* [Estratto del testo]:
LA SOLA RICCHEZZA DEL PATRIMONIO IDRICO ITALIANO NON BASTA AD ARGINARE LA CRISI CHE SI STA VERIFICANDO. L’AUMENTO DELLE TEMPERATURE E LA CONSEGUENTE DIMINUZIONE DELLE PRECIPITAZIONI POTREBBERO CONDURCI VERSO UNA SITUAZIONE IRREVERSIBILE. LO STUDIO ARTHUR D. LITTLE È VOLTO ALLA SENSIBILIZZAZIONE E TUTELA DI QUESTO PATRIMONIO FONDAMENTALE PER LA VITA E PER L’AMBIENTE
Il patrimonio idrico italiano è a serio rischio. Nonostante l’Italia ne vanti di uno dei più ricchi d’Europa, la riduzione delle precipitazioni, l’aumento delle temperature ma anche la poca sensibilizzazione da parte dell’uomo rischiano di determinare una progressiva diminuzione della disponibilità idrica e
un’intensificazione della crisi, già in atto. Le nuove sfide del futuro sembrano più ardue del previsto.
La situazione critica del patrimonio idrico
Non bastano le numerose fonti, se il sistema di infrastrutture non funziona. È proprio quello che sta accadendo nel nostro Paese, dove la carenza d’attenzione verso questo importante capitale e la conseguente vulnerabilità potrebbero rivelarsi deleterie.
Le infrastrutture idriche italiane, infatti, sono poco interconnesse e scarsamente digitalizzate. Questi due problemi sono alla base della mancata ottimizzazione del bilanciamento tra fonti e impieghi.
Inoltre, tra le maggiori difficoltà, si rilevano anche le elevate perdite di acqua poco cautelate. Appare fondamentale, quindi, un rinnovo dei sistemi esistenti, unitamente allo sviluppo di ulteriori nuovi, al fine di garantire la tutela futura della risorsa idrica.
Lo studio evidenziato da Arthur D. Little
Ad affrontare un tema così importante come la salvaguardia del patrimonio idrico italiano è stata la società di consulenza Arthur D. Little Italia (AdL). Partendo da un’attenta analisi dello scenario attuale, infatti, i periti hanno evidenziato le falle delle attuali infrastrutture e dei meccanismi che regolano la quantità di acque disponibili oggi in Italia. Allo stesso tempo, si sono posti l’obiettivo di sviluppare un nuovo sistema, che proponga una programmazione strategica a livello centrale. In questo modo, sarebbe più semplice realizzare nuove tecniche di intervento, oltre che stabilire un criterio di selezione delle priorità esteso all’intero territorio nazionale.

* [Elenco dei compiti]:
1 > Disponi in un CSV a due colonne, voce e risultato, le voci che vanno dalla riga contenente "Patent image size: (905, 276)." fino alla riga contenente "The flange 82A is at (130, 190).", entrambe comprese. Ogni voce occupa una riga, con il suo testo e la sua risposta ciascuno in un unico campo tra virgolette e gli a capo sostituiti da spazi.
2 > Riprendi, per favore, il testo sul patrimonio idrico italiano e proseguilo dopo l'ultima frase riportata.

* [Dati di origine]:

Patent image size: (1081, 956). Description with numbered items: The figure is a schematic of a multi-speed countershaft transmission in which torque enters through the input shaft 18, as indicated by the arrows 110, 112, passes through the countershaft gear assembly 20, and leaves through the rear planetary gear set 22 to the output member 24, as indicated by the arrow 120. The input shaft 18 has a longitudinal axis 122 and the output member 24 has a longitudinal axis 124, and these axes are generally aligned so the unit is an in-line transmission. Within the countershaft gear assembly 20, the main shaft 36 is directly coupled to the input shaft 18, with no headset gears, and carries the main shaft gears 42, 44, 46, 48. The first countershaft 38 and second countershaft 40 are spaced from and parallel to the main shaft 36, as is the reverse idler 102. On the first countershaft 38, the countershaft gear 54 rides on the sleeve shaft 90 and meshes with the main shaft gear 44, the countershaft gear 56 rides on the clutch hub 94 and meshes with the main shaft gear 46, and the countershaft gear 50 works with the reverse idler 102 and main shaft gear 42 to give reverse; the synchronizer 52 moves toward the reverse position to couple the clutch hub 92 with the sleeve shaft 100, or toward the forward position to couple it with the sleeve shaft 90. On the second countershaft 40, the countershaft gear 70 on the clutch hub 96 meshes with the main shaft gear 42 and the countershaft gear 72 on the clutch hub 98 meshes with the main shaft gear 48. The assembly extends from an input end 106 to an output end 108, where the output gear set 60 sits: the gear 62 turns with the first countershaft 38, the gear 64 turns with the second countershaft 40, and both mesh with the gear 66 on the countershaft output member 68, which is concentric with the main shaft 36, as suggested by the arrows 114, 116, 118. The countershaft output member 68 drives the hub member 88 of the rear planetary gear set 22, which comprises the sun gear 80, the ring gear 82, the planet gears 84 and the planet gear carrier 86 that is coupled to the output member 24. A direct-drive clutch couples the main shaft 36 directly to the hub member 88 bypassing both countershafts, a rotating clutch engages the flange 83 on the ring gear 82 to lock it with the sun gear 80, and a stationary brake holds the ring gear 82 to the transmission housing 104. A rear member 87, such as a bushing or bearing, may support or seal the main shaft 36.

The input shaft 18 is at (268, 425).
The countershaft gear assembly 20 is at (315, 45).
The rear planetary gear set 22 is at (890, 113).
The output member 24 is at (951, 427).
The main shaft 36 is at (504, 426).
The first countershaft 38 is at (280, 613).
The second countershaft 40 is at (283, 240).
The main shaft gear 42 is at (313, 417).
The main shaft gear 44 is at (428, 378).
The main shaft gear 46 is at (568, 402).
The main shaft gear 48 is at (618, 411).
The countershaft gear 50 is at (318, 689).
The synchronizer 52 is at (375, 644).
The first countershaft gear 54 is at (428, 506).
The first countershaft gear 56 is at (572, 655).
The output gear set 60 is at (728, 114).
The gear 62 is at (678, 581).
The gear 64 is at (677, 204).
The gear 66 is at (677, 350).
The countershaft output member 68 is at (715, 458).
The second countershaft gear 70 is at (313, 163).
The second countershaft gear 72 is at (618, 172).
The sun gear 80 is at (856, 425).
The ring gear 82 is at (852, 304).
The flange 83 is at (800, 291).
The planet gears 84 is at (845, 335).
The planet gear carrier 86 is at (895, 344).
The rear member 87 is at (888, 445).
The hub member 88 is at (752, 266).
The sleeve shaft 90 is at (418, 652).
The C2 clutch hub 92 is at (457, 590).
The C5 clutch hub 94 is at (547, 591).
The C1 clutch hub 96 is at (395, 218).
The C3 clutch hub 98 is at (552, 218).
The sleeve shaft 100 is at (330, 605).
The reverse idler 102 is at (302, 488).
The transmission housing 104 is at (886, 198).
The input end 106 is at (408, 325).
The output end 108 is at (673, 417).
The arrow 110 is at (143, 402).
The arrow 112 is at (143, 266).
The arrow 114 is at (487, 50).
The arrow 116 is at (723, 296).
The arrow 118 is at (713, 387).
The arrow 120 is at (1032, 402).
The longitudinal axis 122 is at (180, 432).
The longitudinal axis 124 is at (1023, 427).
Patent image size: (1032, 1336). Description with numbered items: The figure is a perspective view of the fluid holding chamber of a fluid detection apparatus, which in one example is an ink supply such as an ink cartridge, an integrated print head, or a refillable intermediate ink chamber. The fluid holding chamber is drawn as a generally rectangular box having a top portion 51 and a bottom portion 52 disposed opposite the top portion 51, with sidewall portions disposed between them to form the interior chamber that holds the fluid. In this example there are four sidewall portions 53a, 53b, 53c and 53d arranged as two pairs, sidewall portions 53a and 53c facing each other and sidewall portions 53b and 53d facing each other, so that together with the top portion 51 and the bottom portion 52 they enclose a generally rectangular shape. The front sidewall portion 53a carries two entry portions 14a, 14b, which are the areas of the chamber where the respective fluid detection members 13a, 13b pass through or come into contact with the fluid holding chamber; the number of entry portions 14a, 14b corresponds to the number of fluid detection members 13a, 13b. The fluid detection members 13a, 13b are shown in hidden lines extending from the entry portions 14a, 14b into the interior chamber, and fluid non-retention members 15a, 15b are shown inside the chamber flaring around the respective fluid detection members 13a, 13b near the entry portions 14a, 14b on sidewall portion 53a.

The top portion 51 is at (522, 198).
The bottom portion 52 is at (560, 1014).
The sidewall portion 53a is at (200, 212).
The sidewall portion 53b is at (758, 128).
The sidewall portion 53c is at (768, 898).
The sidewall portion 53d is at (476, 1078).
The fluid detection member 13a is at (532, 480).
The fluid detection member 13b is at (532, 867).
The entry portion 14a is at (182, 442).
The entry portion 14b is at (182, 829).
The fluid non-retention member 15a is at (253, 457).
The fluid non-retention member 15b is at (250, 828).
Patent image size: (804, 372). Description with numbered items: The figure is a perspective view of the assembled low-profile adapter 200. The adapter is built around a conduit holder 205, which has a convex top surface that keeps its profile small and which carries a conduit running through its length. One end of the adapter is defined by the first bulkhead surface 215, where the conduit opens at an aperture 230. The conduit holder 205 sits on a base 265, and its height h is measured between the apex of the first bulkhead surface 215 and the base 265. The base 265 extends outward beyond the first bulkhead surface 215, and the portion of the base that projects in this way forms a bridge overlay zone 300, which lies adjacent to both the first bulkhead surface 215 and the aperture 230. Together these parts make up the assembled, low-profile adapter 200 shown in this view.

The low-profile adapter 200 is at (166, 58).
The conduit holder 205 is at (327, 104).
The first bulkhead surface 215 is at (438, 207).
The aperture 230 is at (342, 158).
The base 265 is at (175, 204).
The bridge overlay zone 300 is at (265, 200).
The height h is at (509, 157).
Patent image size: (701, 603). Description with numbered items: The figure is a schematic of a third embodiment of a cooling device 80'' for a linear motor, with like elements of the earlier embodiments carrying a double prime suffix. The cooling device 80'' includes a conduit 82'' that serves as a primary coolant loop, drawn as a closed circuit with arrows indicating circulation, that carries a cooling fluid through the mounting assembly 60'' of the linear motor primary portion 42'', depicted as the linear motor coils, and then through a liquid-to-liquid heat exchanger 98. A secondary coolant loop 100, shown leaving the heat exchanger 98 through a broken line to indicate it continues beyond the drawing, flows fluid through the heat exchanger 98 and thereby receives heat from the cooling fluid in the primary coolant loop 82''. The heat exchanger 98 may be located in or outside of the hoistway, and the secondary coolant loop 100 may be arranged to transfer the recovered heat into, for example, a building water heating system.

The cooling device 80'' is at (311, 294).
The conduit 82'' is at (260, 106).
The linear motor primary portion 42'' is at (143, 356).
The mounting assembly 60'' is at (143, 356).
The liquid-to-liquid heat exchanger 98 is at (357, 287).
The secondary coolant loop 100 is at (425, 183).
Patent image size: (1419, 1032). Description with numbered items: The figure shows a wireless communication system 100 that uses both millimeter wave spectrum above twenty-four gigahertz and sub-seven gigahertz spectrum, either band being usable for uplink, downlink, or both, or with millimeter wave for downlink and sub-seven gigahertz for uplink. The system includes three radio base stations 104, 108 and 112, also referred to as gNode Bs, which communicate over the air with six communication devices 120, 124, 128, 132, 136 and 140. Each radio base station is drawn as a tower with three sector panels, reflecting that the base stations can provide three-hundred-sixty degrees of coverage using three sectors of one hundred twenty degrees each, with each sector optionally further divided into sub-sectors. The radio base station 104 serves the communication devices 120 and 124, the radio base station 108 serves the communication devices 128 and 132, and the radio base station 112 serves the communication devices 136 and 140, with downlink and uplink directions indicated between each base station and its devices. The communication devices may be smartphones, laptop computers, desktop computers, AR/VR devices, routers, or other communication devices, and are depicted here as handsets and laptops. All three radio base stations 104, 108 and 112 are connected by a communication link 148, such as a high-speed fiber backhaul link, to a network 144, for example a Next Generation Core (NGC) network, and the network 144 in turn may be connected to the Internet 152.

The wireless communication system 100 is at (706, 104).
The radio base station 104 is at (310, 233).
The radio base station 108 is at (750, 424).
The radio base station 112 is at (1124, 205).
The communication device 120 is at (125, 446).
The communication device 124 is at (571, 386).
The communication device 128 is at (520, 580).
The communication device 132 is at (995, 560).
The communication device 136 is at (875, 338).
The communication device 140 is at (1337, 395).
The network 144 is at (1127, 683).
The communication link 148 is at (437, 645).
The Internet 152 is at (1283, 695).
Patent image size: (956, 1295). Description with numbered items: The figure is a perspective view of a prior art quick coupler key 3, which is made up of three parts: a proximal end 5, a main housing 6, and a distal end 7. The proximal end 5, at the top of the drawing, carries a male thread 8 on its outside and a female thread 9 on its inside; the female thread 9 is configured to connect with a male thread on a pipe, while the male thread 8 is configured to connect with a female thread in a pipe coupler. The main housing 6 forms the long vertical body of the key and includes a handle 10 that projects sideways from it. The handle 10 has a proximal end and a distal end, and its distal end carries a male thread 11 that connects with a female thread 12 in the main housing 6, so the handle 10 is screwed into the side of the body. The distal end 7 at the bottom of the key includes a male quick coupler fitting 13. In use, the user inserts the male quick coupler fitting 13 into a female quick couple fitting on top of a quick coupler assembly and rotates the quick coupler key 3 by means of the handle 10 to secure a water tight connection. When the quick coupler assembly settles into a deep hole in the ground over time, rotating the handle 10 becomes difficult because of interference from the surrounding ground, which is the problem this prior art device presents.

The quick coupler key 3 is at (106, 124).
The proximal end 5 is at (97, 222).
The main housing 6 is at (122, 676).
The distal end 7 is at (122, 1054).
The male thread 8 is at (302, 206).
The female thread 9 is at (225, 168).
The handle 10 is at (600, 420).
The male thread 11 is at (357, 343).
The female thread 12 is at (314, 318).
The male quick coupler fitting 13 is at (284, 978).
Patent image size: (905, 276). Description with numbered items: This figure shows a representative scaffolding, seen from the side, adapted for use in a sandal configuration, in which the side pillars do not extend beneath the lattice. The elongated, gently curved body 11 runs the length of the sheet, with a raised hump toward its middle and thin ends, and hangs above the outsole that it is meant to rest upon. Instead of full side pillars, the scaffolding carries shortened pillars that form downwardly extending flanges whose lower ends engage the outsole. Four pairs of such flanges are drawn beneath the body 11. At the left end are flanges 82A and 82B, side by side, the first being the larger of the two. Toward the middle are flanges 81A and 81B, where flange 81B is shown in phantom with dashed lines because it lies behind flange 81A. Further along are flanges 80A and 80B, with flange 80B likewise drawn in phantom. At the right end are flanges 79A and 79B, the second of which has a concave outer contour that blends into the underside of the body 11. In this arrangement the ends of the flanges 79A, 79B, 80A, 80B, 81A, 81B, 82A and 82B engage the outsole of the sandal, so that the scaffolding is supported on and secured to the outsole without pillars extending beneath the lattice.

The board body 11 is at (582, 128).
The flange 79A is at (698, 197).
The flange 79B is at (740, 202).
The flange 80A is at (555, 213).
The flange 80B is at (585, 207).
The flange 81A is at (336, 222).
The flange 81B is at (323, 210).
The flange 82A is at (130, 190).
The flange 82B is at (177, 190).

* [Risposte per compito]:
1 >
voce,risultato
"Patent image size: (905, 276). Description with numbered items: This figure shows a representative scaffolding, seen from the side, adapted for use in a sandal configuration, in which the side pillars do not extend beneath the lattice. The elongated, gently curved body 11 runs the length of the sheet, with a raised hump toward its middle and thin ends, and hangs above the outsole that it is meant to rest upon. Instead of full side pillars, the scaffolding carries shortened pillars that form downwardly extending flanges whose lower ends engage the outsole. Four pairs of such flanges are drawn beneath the body 11. At the left end are flanges 82A and 82B, side by side, the first being the larger of the two. Toward the middle are flanges 81A and 81B, where flange 81B is shown in phantom with dashed lines because it lies behind flange 81A. Further along are flanges 80A and 80B, with flange 80B likewise drawn in phantom. At the right end are flanges 79A and 79B, the second of which has a concave outer contour that blends into the underside of the body 11. In this arrangement the ends of the flanges 79A, 79B, 80A, 80B, 81A, 81B, 82A and 82B engage the outsole of the sandal, so that the scaffolding is supported on and secured to the outsole without pillars extending beneath the lattice.","The board body 11 is at (582, 128). The flange 79A is at (698, 197). The flange 79B is at (740, 202). The flange 80A is at (555, 213). The flange 80B is at (585, 207). The flange 81A is at (336, 222). The flange 81B is at (323, 210). The flange 82A is at (130, 190)."

2 >
Lo studio evidenzia come la nuova strategia di organizzazione potrebbe portare anche profitti nell’organizzazione delle risorse in termini economici. In questo modo, quindi, potrebbe definirsi un nuovo bilanciamento: da una parte, le risorse finanziarie disponibili dei gestori, dall’altra quelle derivanti dai fondi nazionali ed europei, al fine di coordinare le attività degli enti locali. Proprio la frammentazione dei gestori, infatti, è una delle principali cause delle criticità evidenziate.
Le possibili soluzioni a salvaguardia del patrimonio idrico
Gli studi portati avanti dalla società di consulenza AdL, oltre a evidenziare le criticità dell’attuale gestione della ricchezza italiana di acqua, hanno tentato di promuovere delle possibili soluzioni che salvaguardino il pianeta e le sue ricchezze. L’obiettivo fondamentale è quello di superare questo stato di vulnerabilità attraverso la promozione e l’attuazione di nuovi piani. Da un lato la realizzazione di un ampio programma di interventi, che dia maggiore importanza ai benefici, piuttosto che ai costi. Dall’altra, il consolidamento del settore, aumentando quindi gli operatori del settore, ponendosi differenti limiti.
La priorità è quella di dare inizio al programma di riparazione e potenziamento dei servizi di fognatura e depurazione. In questo modo, si giungerebbe anche a una significativa diminuzione delle perdite idriche, traendone di conseguenza importanti benefici. Fondamentale è anche procedere a una connessione delle infrastrutture, tra reti e servizi idrici, e conseguente digitalizzazione dell’intero sistema, che porterebbe a una massimizzazione dei benefici tra investimenti di rinnovamento e potenziamento dell’infrastruttura.
Il connubio tra risorsa idrica pubblica e gestione industriale
Andando avanti nell’analisi dello studio condotto da Arthur D. Little, attraverso la creazione di una struttura interconnessa e il necessario ampliamento degli operatori è stato evidenziato che in questo modo si potrebbe garantire un’accelerazione nello sviluppo idrico con ulteriori capacità di investimento, territorialità, competenze industriali e circolarità. Sulla scia del modello della rete di distribuzione di energia elettrica e gas, infatti, possono essere fatte nuove considerazioni sull’attuale governance e gestione del patrimonio idrico italiano.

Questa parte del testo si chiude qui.